Locate and copy all lines bearing the word "Taluk".

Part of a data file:
# # # #

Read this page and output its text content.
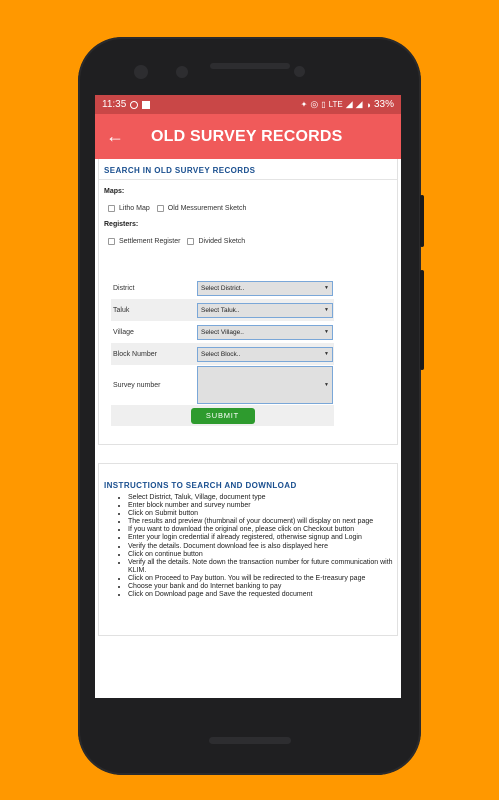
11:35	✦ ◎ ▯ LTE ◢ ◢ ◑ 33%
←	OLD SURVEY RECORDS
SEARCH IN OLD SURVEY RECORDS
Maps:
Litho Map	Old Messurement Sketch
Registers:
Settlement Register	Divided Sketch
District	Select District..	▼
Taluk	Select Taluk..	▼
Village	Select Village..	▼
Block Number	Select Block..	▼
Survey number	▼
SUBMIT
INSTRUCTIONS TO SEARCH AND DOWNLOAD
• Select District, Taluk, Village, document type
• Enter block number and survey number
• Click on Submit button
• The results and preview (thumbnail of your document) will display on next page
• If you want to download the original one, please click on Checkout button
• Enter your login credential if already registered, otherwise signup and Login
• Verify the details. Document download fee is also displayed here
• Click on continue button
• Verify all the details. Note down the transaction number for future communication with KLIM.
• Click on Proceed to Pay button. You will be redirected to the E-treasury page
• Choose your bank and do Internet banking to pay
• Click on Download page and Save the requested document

# # # #

The completed task:
Taluk	Select Taluk..	▼
• Select District, Taluk, Village, document type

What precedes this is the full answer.